▸ **Input rows**:

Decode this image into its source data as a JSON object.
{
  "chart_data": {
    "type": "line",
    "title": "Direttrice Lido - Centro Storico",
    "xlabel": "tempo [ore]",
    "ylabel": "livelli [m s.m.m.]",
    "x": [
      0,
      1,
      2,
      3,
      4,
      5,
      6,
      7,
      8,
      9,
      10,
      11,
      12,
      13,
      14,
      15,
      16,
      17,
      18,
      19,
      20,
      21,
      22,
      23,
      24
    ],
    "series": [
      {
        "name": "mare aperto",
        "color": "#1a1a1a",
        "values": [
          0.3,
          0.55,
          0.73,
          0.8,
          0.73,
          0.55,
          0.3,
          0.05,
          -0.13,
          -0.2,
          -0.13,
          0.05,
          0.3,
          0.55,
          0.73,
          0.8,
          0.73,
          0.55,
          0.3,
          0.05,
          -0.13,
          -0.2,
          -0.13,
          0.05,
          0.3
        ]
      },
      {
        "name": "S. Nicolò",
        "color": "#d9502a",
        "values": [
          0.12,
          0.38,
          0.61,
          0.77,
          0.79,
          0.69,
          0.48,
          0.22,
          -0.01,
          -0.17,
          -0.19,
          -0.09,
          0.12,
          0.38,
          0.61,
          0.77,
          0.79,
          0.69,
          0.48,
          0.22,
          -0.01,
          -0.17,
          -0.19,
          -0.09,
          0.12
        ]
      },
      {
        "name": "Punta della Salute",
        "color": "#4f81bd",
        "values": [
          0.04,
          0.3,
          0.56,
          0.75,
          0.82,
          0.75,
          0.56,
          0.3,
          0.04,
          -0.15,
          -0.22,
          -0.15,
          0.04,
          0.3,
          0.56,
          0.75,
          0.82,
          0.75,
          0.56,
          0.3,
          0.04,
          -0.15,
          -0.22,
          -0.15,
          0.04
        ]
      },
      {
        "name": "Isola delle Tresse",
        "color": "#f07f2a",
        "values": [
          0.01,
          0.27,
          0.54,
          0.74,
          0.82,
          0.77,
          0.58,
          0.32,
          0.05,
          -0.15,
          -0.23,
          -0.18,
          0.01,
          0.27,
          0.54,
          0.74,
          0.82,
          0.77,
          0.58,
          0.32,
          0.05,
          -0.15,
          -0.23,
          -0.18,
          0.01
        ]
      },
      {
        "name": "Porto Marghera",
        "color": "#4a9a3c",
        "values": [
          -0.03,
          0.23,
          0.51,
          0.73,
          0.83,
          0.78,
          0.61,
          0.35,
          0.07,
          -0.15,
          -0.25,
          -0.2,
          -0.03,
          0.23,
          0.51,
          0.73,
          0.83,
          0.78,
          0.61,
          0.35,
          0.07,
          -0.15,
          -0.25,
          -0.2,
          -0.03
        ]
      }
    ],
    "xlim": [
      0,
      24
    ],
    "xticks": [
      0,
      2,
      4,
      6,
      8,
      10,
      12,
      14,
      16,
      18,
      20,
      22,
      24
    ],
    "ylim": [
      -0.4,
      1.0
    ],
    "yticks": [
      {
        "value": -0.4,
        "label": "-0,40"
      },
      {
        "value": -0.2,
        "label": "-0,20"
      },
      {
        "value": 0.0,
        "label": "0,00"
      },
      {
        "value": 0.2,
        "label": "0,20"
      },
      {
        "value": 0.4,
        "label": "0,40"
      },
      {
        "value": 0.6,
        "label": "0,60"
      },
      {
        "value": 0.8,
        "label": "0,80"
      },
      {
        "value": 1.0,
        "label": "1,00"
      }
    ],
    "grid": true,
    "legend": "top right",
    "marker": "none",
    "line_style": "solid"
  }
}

▸ **Task instructions**: Among the records above, find each line holding the string "name" and pull it out.

▸ **Response below**:
        "name": "mare aperto",
        "name": "S. Nicolò",
        "name": "Punta della Salute",
        "name": "Isola delle Tresse",
        "name": "Porto Marghera",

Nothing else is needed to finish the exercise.